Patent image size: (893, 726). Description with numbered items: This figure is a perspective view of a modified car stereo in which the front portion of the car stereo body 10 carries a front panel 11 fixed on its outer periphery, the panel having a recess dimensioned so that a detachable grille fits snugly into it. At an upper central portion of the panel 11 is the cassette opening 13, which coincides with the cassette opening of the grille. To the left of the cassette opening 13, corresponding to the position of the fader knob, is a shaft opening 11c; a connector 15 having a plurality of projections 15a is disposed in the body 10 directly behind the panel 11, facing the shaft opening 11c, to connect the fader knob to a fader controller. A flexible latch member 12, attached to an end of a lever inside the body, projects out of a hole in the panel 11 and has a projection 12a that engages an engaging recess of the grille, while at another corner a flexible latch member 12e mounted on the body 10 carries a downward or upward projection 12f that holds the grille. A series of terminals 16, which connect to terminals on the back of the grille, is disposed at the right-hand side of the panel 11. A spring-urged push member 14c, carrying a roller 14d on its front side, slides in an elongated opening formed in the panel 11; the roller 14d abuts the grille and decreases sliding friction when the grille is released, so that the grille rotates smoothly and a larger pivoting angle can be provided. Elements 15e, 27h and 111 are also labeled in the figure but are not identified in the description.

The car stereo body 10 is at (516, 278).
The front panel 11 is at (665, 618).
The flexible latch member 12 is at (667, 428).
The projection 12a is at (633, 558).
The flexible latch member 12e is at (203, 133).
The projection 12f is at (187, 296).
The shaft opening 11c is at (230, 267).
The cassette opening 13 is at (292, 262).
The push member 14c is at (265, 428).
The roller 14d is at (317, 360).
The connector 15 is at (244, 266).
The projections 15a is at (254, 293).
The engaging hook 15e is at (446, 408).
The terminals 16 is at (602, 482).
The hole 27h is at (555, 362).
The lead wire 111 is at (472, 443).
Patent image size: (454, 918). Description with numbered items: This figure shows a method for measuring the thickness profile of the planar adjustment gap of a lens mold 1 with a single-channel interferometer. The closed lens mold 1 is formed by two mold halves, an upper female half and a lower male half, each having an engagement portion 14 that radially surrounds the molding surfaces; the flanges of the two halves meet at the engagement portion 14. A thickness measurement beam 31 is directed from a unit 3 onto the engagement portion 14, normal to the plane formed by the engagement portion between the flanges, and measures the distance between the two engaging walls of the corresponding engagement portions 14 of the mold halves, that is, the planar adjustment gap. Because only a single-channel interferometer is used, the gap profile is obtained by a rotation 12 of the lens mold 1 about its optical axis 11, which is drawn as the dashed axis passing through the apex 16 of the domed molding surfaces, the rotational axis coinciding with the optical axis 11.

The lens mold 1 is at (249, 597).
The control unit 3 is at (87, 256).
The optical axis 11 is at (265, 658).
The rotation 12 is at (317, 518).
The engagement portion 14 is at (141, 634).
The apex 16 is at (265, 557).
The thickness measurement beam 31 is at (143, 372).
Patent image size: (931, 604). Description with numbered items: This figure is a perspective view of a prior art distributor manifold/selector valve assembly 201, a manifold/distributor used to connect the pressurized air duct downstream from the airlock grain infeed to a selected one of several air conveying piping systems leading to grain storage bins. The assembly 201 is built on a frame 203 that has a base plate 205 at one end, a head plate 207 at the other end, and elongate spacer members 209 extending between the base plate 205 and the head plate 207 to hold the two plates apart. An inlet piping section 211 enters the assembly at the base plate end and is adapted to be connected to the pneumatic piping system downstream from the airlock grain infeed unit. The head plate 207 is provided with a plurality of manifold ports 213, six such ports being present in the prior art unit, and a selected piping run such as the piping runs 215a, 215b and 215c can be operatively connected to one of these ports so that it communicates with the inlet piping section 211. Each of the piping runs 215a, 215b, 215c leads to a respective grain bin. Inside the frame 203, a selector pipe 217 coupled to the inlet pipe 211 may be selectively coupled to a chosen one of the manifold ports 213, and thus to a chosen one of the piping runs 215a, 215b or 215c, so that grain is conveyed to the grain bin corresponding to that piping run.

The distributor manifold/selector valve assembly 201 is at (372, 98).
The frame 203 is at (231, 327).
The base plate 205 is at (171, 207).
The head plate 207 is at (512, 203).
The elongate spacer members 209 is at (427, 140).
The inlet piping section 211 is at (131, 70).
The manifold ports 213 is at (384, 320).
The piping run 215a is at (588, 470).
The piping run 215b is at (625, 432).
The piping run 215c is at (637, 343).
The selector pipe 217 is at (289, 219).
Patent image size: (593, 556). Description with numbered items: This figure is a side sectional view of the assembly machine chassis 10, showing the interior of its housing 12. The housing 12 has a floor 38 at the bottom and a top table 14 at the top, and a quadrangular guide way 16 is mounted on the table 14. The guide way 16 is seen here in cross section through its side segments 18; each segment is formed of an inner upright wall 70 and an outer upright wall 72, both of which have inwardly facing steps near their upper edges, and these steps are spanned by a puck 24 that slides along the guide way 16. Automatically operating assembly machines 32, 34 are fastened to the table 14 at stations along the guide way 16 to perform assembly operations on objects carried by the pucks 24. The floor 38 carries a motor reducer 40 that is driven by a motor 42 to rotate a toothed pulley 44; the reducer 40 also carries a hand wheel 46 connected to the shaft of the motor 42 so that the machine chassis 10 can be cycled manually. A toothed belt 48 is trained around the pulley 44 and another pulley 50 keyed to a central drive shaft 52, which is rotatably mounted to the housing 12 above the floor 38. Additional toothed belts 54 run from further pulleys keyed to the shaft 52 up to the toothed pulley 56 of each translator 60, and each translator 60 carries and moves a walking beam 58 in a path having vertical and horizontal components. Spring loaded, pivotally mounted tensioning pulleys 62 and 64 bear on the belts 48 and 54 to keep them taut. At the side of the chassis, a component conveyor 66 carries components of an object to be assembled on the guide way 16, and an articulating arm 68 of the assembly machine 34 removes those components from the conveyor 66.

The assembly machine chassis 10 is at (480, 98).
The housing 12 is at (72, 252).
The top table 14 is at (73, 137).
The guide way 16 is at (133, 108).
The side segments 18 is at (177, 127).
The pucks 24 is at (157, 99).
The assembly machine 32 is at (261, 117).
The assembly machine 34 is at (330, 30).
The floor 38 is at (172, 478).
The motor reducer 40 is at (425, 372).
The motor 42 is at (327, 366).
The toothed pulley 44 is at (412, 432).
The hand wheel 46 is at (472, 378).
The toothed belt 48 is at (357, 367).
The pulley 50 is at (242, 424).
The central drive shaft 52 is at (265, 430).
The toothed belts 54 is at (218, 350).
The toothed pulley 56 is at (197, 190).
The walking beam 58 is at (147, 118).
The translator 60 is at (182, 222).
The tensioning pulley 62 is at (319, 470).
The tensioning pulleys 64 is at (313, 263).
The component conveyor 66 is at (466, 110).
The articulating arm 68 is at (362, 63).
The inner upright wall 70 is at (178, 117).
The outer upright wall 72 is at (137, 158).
· · ·
● **Written instruction**
Quote all of the lines above word for word.

● **Answer**
Patent image size: (893, 726). Description with numbered items: This figure is a perspective view of a modified car stereo in which the front portion of the car stereo body 10 carries a front panel 11 fixed on its outer periphery, the panel having a recess dimensioned so that a detachable grille fits snugly into it. At an upper central portion of the panel 11 is the cassette opening 13, which coincides with the cassette opening of the grille. To the left of the cassette opening 13, corresponding to the position of the fader knob, is a shaft opening 11c; a connector 15 having a plurality of projections 15a is disposed in the body 10 directly behind the panel 11, facing the shaft opening 11c, to connect the fader knob to a fader controller. A flexible latch member 12, attached to an end of a lever inside the body, projects out of a hole in the panel 11 and has a projection 12a that engages an engaging recess of the grille, while at another corner a flexible latch member 12e mounted on the body 10 carries a downward or upward projection 12f that holds the grille. A series of terminals 16, which connect to terminals on the back of the grille, is disposed at the right-hand side of the panel 11. A spring-urged push member 14c, carrying a roller 14d on its front side, slides in an elongated opening formed in the panel 11; the roller 14d abuts the grille and decreases sliding friction when the grille is released, so that the grille rotates smoothly and a larger pivoting angle can be provided. Elements 15e, 27h and 111 are also labeled in the figure but are not identified in the description.

The car stereo body 10 is at (516, 278).
The front panel 11 is at (665, 618).
The flexible latch member 12 is at (667, 428).
The projection 12a is at (633, 558).
The flexible latch member 12e is at (203, 133).
The projection 12f is at (187, 296).
The shaft opening 11c is at (230, 267).
The cassette opening 13 is at (292, 262).
The push member 14c is at (265, 428).
The roller 14d is at (317, 360).
The connector 15 is at (244, 266).
The projections 15a is at (254, 293).
The engaging hook 15e is at (446, 408).
The terminals 16 is at (602, 482).
The hole 27h is at (555, 362).
The lead wire 111 is at (472, 443).
Patent image size: (454, 918). Description with numbered items: This figure shows a method for measuring the thickness profile of the planar adjustment gap of a lens mold 1 with a single-channel interferometer. The closed lens mold 1 is formed by two mold halves, an upper female half and a lower male half, each having an engagement portion 14 that radially surrounds the molding surfaces; the flanges of the two halves meet at the engagement portion 14. A thickness measurement beam 31 is directed from a unit 3 onto the engagement portion 14, normal to the plane formed by the engagement portion between the flanges, and measures the distance between the two engaging walls of the corresponding engagement portions 14 of the mold halves, that is, the planar adjustment gap. Because only a single-channel interferometer is used, the gap profile is obtained by a rotation 12 of the lens mold 1 about its optical axis 11, which is drawn as the dashed axis passing through the apex 16 of the domed molding surfaces, the rotational axis coinciding with the optical axis 11.

The lens mold 1 is at (249, 597).
The control unit 3 is at (87, 256).
The optical axis 11 is at (265, 658).
The rotation 12 is at (317, 518).
The engagement portion 14 is at (141, 634).
The apex 16 is at (265, 557).
The thickness measurement beam 31 is at (143, 372).
Patent image size: (931, 604). Description with numbered items: This figure is a perspective view of a prior art distributor manifold/selector valve assembly 201, a manifold/distributor used to connect the pressurized air duct downstream from the airlock grain infeed to a selected one of several air conveying piping systems leading to grain storage bins. The assembly 201 is built on a frame 203 that has a base plate 205 at one end, a head plate 207 at the other end, and elongate spacer members 209 extending between the base plate 205 and the head plate 207 to hold the two plates apart. An inlet piping section 211 enters the assembly at the base plate end and is adapted to be connected to the pneumatic piping system downstream from the airlock grain infeed unit. The head plate 207 is provided with a plurality of manifold ports 213, six such ports being present in the prior art unit, and a selected piping run such as the piping runs 215a, 215b and 215c can be operatively connected to one of these ports so that it communicates with the inlet piping section 211. Each of the piping runs 215a, 215b, 215c leads to a respective grain bin. Inside the frame 203, a selector pipe 217 coupled to the inlet pipe 211 may be selectively coupled to a chosen one of the manifold ports 213, and thus to a chosen one of the piping runs 215a, 215b or 215c, so that grain is conveyed to the grain bin corresponding to that piping run.

The distributor manifold/selector valve assembly 201 is at (372, 98).
The frame 203 is at (231, 327).
The base plate 205 is at (171, 207).
The head plate 207 is at (512, 203).
The elongate spacer members 209 is at (427, 140).
The inlet piping section 211 is at (131, 70).
The manifold ports 213 is at (384, 320).
The piping run 215a is at (588, 470).
The piping run 215b is at (625, 432).
The piping run 215c is at (637, 343).
The selector pipe 217 is at (289, 219).
Patent image size: (593, 556). Description with numbered items: This figure is a side sectional view of the assembly machine chassis 10, showing the interior of its housing 12. The housing 12 has a floor 38 at the bottom and a top table 14 at the top, and a quadrangular guide way 16 is mounted on the table 14. The guide way 16 is seen here in cross section through its side segments 18; each segment is formed of an inner upright wall 70 and an outer upright wall 72, both of which have inwardly facing steps near their upper edges, and these steps are spanned by a puck 24 that slides along the guide way 16. Automatically operating assembly machines 32, 34 are fastened to the table 14 at stations along the guide way 16 to perform assembly operations on objects carried by the pucks 24. The floor 38 carries a motor reducer 40 that is driven by a motor 42 to rotate a toothed pulley 44; the reducer 40 also carries a hand wheel 46 connected to the shaft of the motor 42 so that the machine chassis 10 can be cycled manually. A toothed belt 48 is trained around the pulley 44 and another pulley 50 keyed to a central drive shaft 52, which is rotatably mounted to the housing 12 above the floor 38. Additional toothed belts 54 run from further pulleys keyed to the shaft 52 up to the toothed pulley 56 of each translator 60, and each translator 60 carries and moves a walking beam 58 in a path having vertical and horizontal components. Spring loaded, pivotally mounted tensioning pulleys 62 and 64 bear on the belts 48 and 54 to keep them taut. At the side of the chassis, a component conveyor 66 carries components of an object to be assembled on the guide way 16, and an articulating arm 68 of the assembly machine 34 removes those components from the conveyor 66.

The assembly machine chassis 10 is at (480, 98).
The housing 12 is at (72, 252).
The top table 14 is at (73, 137).
The guide way 16 is at (133, 108).
The side segments 18 is at (177, 127).
The pucks 24 is at (157, 99).
The assembly machine 32 is at (261, 117).
The assembly machine 34 is at (330, 30).
The floor 38 is at (172, 478).
The motor reducer 40 is at (425, 372).
The motor 42 is at (327, 366).
The toothed pulley 44 is at (412, 432).
The hand wheel 46 is at (472, 378).
The toothed belt 48 is at (357, 367).
The pulley 50 is at (242, 424).
The central drive shaft 52 is at (265, 430).
The toothed belts 54 is at (218, 350).
The toothed pulley 56 is at (197, 190).
The walking beam 58 is at (147, 118).
The translator 60 is at (182, 222).
The tensioning pulley 62 is at (319, 470).
The tensioning pulleys 64 is at (313, 263).
The component conveyor 66 is at (466, 110).
The articulating arm 68 is at (362, 63).
The inner upright wall 70 is at (178, 117).
The outer upright wall 72 is at (137, 158).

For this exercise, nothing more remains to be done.